◆ **INSTRUCTIONS FOR THE TASK**
Write the material out again exactly as it stands.

◆ **WORKING DATA**
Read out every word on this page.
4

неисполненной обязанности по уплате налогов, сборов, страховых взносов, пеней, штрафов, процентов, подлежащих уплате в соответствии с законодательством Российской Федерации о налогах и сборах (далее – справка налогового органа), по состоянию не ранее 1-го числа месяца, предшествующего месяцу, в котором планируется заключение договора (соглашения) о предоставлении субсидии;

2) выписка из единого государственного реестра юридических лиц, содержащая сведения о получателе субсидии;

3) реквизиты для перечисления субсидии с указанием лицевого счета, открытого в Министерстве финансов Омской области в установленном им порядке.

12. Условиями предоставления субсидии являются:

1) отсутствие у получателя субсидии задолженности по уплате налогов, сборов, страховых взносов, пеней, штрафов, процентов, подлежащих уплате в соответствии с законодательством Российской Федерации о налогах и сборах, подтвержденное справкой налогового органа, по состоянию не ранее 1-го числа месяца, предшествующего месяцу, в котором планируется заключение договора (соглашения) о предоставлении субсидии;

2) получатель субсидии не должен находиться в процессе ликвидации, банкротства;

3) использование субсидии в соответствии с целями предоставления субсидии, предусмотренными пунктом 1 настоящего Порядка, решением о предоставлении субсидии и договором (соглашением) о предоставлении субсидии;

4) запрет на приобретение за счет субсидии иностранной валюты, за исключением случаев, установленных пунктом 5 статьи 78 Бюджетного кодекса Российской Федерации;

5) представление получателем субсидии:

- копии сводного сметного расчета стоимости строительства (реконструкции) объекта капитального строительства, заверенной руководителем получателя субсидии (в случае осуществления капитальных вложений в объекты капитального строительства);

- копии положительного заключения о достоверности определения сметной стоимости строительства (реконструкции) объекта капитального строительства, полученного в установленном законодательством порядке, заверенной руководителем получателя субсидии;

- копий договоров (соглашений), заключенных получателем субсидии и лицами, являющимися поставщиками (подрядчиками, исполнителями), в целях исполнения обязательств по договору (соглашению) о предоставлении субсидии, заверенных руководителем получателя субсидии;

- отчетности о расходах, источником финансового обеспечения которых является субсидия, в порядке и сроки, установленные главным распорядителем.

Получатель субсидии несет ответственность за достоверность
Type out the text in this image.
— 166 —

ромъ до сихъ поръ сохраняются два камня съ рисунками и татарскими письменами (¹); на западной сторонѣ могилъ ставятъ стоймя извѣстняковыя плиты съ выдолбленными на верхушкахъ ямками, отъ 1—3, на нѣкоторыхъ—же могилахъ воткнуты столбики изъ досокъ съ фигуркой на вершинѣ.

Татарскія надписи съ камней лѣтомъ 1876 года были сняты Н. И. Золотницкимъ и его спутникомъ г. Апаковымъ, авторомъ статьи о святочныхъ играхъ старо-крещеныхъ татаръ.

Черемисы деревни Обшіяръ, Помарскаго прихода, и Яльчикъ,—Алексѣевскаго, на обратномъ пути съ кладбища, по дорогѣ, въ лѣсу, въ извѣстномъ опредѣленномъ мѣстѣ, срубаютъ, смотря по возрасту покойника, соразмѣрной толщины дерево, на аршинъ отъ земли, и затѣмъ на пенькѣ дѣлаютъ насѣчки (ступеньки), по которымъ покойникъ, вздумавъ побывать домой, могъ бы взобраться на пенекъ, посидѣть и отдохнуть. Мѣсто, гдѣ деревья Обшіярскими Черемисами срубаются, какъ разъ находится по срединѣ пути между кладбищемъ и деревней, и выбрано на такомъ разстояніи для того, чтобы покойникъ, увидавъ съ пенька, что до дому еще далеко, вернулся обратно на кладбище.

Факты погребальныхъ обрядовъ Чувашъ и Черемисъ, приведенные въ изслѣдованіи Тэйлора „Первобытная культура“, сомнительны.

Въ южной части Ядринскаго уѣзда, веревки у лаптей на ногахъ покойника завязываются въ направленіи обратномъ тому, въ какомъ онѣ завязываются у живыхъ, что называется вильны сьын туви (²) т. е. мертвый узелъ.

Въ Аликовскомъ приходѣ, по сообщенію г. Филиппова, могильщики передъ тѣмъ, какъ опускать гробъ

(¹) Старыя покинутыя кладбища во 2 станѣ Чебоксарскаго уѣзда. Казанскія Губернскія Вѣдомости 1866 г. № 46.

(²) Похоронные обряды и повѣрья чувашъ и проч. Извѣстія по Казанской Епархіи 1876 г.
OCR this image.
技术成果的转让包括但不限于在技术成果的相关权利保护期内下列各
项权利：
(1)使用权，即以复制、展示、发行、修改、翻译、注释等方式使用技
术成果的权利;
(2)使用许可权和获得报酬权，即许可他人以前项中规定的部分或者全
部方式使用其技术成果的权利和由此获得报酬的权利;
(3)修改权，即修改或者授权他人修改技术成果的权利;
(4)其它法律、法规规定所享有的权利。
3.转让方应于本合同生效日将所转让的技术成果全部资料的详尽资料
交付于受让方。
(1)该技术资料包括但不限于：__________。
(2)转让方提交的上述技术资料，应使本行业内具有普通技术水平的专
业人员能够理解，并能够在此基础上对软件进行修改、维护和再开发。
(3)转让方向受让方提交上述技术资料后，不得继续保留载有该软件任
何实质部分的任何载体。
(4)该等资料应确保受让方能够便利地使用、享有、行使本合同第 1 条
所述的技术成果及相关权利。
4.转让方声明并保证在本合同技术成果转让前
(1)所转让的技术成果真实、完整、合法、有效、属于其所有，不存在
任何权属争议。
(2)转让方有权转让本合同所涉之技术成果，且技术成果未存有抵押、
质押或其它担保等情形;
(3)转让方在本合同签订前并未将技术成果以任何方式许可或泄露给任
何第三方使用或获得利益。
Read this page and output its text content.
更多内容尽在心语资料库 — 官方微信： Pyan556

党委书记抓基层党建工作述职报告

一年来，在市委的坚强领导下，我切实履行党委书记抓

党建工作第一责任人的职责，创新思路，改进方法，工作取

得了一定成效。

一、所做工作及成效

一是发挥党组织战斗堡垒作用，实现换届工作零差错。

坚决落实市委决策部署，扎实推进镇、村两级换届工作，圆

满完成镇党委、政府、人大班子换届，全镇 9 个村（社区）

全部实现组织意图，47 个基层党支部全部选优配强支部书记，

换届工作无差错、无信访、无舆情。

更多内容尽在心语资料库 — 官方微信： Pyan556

◆ **EXERCISE ANSWER**
Read out every word on this page.
4

неисполненной обязанности по уплате налогов, сборов, страховых взносов, пеней, штрафов, процентов, подлежащих уплате в соответствии с законодательством Российской Федерации о налогах и сборах (далее – справка налогового органа), по состоянию не ранее 1-го числа месяца, предшествующего месяцу, в котором планируется заключение договора (соглашения) о предоставлении субсидии;

2) выписка из единого государственного реестра юридических лиц, содержащая сведения о получателе субсидии;

3) реквизиты для перечисления субсидии с указанием лицевого счета, открытого в Министерстве финансов Омской области в установленном им порядке.

12. Условиями предоставления субсидии являются:

1) отсутствие у получателя субсидии задолженности по уплате налогов, сборов, страховых взносов, пеней, штрафов, процентов, подлежащих уплате в соответствии с законодательством Российской Федерации о налогах и сборах, подтвержденное справкой налогового органа, по состоянию не ранее 1-го числа месяца, предшествующего месяцу, в котором планируется заключение договора (соглашения) о предоставлении субсидии;

2) получатель субсидии не должен находиться в процессе ликвидации, банкротства;

3) использование субсидии в соответствии с целями предоставления субсидии, предусмотренными пунктом 1 настоящего Порядка, решением о предоставлении субсидии и договором (соглашением) о предоставлении субсидии;

4) запрет на приобретение за счет субсидии иностранной валюты, за исключением случаев, установленных пунктом 5 статьи 78 Бюджетного кодекса Российской Федерации;

5) представление получателем субсидии:

- копии сводного сметного расчета стоимости строительства (реконструкции) объекта капитального строительства, заверенной руководителем получателя субсидии (в случае осуществления капитальных вложений в объекты капитального строительства);

- копии положительного заключения о достоверности определения сметной стоимости строительства (реконструкции) объекта капитального строительства, полученного в установленном законодательством порядке, заверенной руководителем получателя субсидии;

- копий договоров (соглашений), заключенных получателем субсидии и лицами, являющимися поставщиками (подрядчиками, исполнителями), в целях исполнения обязательств по договору (соглашению) о предоставлении субсидии, заверенных руководителем получателя субсидии;

- отчетности о расходах, источником финансового обеспечения которых является субсидия, в порядке и сроки, установленные главным распорядителем.

Получатель субсидии несет ответственность за достоверность
Type out the text in this image.
— 166 —

ромъ до сихъ поръ сохраняются два камня съ рисунками и татарскими письменами (¹); на западной сторонѣ могилъ ставятъ стоймя извѣстняковыя плиты съ выдолбленными на верхушкахъ ямками, отъ 1—3, на нѣкоторыхъ—же могилахъ воткнуты столбики изъ досокъ съ фигуркой на вершинѣ.

Татарскія надписи съ камней лѣтомъ 1876 года были сняты Н. И. Золотницкимъ и его спутникомъ г. Апаковымъ, авторомъ статьи о святочныхъ играхъ старо-крещеныхъ татаръ.

Черемисы деревни Обшіяръ, Помарскаго прихода, и Яльчикъ,—Алексѣевскаго, на обратномъ пути съ кладбища, по дорогѣ, въ лѣсу, въ извѣстномъ опредѣленномъ мѣстѣ, срубаютъ, смотря по возрасту покойника, соразмѣрной толщины дерево, на аршинъ отъ земли, и затѣмъ на пенькѣ дѣлаютъ насѣчки (ступеньки), по которымъ покойникъ, вздумавъ побывать домой, могъ бы взобраться на пенекъ, посидѣть и отдохнуть. Мѣсто, гдѣ деревья Обшіярскими Черемисами срубаются, какъ разъ находится по срединѣ пути между кладбищемъ и деревней, и выбрано на такомъ разстояніи для того, чтобы покойникъ, увидавъ съ пенька, что до дому еще далеко, вернулся обратно на кладбище.

Факты погребальныхъ обрядовъ Чувашъ и Черемисъ, приведенные въ изслѣдованіи Тэйлора „Первобытная культура“, сомнительны.

Въ южной части Ядринскаго уѣзда, веревки у лаптей на ногахъ покойника завязываются въ направленіи обратномъ тому, въ какомъ онѣ завязываются у живыхъ, что называется вильны сьын туви (²) т. е. мертвый узелъ.

Въ Аликовскомъ приходѣ, по сообщенію г. Филиппова, могильщики передъ тѣмъ, какъ опускать гробъ

(¹) Старыя покинутыя кладбища во 2 станѣ Чебоксарскаго уѣзда. Казанскія Губернскія Вѣдомости 1866 г. № 46.

(²) Похоронные обряды и повѣрья чувашъ и проч. Извѣстія по Казанской Епархіи 1876 г.
OCR this image.
技术成果的转让包括但不限于在技术成果的相关权利保护期内下列各
项权利：
(1)使用权，即以复制、展示、发行、修改、翻译、注释等方式使用技
术成果的权利;
(2)使用许可权和获得报酬权，即许可他人以前项中规定的部分或者全
部方式使用其技术成果的权利和由此获得报酬的权利;
(3)修改权，即修改或者授权他人修改技术成果的权利;
(4)其它法律、法规规定所享有的权利。
3.转让方应于本合同生效日将所转让的技术成果全部资料的详尽资料
交付于受让方。
(1)该技术资料包括但不限于：__________。
(2)转让方提交的上述技术资料，应使本行业内具有普通技术水平的专
业人员能够理解，并能够在此基础上对软件进行修改、维护和再开发。
(3)转让方向受让方提交上述技术资料后，不得继续保留载有该软件任
何实质部分的任何载体。
(4)该等资料应确保受让方能够便利地使用、享有、行使本合同第 1 条
所述的技术成果及相关权利。
4.转让方声明并保证在本合同技术成果转让前
(1)所转让的技术成果真实、完整、合法、有效、属于其所有，不存在
任何权属争议。
(2)转让方有权转让本合同所涉之技术成果，且技术成果未存有抵押、
质押或其它担保等情形;
(3)转让方在本合同签订前并未将技术成果以任何方式许可或泄露给任
何第三方使用或获得利益。
Read this page and output its text content.
更多内容尽在心语资料库 — 官方微信： Pyan556

党委书记抓基层党建工作述职报告

一年来，在市委的坚强领导下，我切实履行党委书记抓

党建工作第一责任人的职责，创新思路，改进方法，工作取

得了一定成效。

一、所做工作及成效

一是发挥党组织战斗堡垒作用，实现换届工作零差错。

坚决落实市委决策部署，扎实推进镇、村两级换届工作，圆

满完成镇党委、政府、人大班子换届，全镇 9 个村（社区）

全部实现组织意图，47 个基层党支部全部选优配强支部书记，

换届工作无差错、无信访、无舆情。

更多内容尽在心语资料库 — 官方微信： Pyan556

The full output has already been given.